Start of ENTRIES PROVIDED
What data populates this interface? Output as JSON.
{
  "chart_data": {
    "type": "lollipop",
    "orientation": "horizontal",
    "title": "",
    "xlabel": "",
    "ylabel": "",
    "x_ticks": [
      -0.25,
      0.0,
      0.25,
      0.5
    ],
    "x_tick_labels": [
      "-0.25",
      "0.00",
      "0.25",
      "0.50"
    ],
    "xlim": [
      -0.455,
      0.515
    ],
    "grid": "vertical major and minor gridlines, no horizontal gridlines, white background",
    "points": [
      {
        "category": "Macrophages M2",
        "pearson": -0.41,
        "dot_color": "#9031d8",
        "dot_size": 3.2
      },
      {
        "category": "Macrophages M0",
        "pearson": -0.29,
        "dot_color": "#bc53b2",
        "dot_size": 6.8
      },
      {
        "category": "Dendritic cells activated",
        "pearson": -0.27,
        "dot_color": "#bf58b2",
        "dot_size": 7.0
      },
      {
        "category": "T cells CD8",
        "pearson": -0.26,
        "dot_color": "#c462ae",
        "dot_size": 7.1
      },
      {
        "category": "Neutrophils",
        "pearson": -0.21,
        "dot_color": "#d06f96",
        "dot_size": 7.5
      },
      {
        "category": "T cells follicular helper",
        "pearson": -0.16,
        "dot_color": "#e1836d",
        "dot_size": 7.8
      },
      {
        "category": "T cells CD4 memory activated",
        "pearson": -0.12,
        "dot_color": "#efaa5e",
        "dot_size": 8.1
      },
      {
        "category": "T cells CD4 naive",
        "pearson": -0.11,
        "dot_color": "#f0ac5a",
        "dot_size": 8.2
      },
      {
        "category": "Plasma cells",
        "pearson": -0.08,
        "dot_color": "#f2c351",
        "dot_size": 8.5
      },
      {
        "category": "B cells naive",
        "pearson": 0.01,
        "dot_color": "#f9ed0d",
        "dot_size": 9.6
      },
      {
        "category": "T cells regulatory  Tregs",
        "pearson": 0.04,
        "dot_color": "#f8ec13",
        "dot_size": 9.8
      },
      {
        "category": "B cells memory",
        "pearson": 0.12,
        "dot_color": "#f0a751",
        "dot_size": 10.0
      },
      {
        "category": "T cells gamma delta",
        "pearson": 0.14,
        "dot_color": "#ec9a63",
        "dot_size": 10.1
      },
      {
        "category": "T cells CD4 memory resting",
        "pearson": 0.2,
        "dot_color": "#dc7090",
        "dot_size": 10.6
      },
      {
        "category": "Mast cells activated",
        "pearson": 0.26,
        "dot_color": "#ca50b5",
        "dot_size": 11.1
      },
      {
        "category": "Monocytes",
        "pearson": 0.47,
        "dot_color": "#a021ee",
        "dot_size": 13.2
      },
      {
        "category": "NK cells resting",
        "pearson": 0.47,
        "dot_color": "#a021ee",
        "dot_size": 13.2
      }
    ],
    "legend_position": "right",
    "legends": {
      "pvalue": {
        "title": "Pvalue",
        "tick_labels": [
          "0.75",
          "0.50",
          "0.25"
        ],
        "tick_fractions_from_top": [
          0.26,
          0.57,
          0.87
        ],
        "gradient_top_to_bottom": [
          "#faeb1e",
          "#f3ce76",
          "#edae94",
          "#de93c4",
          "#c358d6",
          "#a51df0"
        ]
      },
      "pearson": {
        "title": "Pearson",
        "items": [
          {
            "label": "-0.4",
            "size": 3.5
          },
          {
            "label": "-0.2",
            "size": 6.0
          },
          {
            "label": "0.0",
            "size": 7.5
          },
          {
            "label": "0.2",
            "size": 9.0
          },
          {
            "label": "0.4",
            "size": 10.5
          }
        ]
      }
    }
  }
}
End of ENTRIES PROVIDED
Every entry in the data should be returned exactly.

__SOLUTION BELOW__:
What data populates this interface? Output as JSON.
{
  "chart_data": {
    "type": "lollipop",
    "orientation": "horizontal",
    "title": "",
    "xlabel": "",
    "ylabel": "",
    "x_ticks": [
      -0.25,
      0.0,
      0.25,
      0.5
    ],
    "x_tick_labels": [
      "-0.25",
      "0.00",
      "0.25",
      "0.50"
    ],
    "xlim": [
      -0.455,
      0.515
    ],
    "grid": "vertical major and minor gridlines, no horizontal gridlines, white background",
    "points": [
      {
        "category": "Macrophages M2",
        "pearson": -0.41,
        "dot_color": "#9031d8",
        "dot_size": 3.2
      },
      {
        "category": "Macrophages M0",
        "pearson": -0.29,
        "dot_color": "#bc53b2",
        "dot_size": 6.8
      },
      {
        "category": "Dendritic cells activated",
        "pearson": -0.27,
        "dot_color": "#bf58b2",
        "dot_size": 7.0
      },
      {
        "category": "T cells CD8",
        "pearson": -0.26,
        "dot_color": "#c462ae",
        "dot_size": 7.1
      },
      {
        "category": "Neutrophils",
        "pearson": -0.21,
        "dot_color": "#d06f96",
        "dot_size": 7.5
      },
      {
        "category": "T cells follicular helper",
        "pearson": -0.16,
        "dot_color": "#e1836d",
        "dot_size": 7.8
      },
      {
        "category": "T cells CD4 memory activated",
        "pearson": -0.12,
        "dot_color": "#efaa5e",
        "dot_size": 8.1
      },
      {
        "category": "T cells CD4 naive",
        "pearson": -0.11,
        "dot_color": "#f0ac5a",
        "dot_size": 8.2
      },
      {
        "category": "Plasma cells",
        "pearson": -0.08,
        "dot_color": "#f2c351",
        "dot_size": 8.5
      },
      {
        "category": "B cells naive",
        "pearson": 0.01,
        "dot_color": "#f9ed0d",
        "dot_size": 9.6
      },
      {
        "category": "T cells regulatory  Tregs",
        "pearson": 0.04,
        "dot_color": "#f8ec13",
        "dot_size": 9.8
      },
      {
        "category": "B cells memory",
        "pearson": 0.12,
        "dot_color": "#f0a751",
        "dot_size": 10.0
      },
      {
        "category": "T cells gamma delta",
        "pearson": 0.14,
        "dot_color": "#ec9a63",
        "dot_size": 10.1
      },
      {
        "category": "T cells CD4 memory resting",
        "pearson": 0.2,
        "dot_color": "#dc7090",
        "dot_size": 10.6
      },
      {
        "category": "Mast cells activated",
        "pearson": 0.26,
        "dot_color": "#ca50b5",
        "dot_size": 11.1
      },
      {
        "category": "Monocytes",
        "pearson": 0.47,
        "dot_color": "#a021ee",
        "dot_size": 13.2
      },
      {
        "category": "NK cells resting",
        "pearson": 0.47,
        "dot_color": "#a021ee",
        "dot_size": 13.2
      }
    ],
    "legend_position": "right",
    "legends": {
      "pvalue": {
        "title": "Pvalue",
        "tick_labels": [
          "0.75",
          "0.50",
          "0.25"
        ],
        "tick_fractions_from_top": [
          0.26,
          0.57,
          0.87
        ],
        "gradient_top_to_bottom": [
          "#faeb1e",
          "#f3ce76",
          "#edae94",
          "#de93c4",
          "#c358d6",
          "#a51df0"
        ]
      },
      "pearson": {
        "title": "Pearson",
        "items": [
          {
            "label": "-0.4",
            "size": 3.5
          },
          {
            "label": "-0.2",
            "size": 6.0
          },
          {
            "label": "0.0",
            "size": 7.5
          },
          {
            "label": "0.2",
            "size": 9.0
          },
          {
            "label": "0.4",
            "size": 10.5
          }
        ]
      }
    }
  }
}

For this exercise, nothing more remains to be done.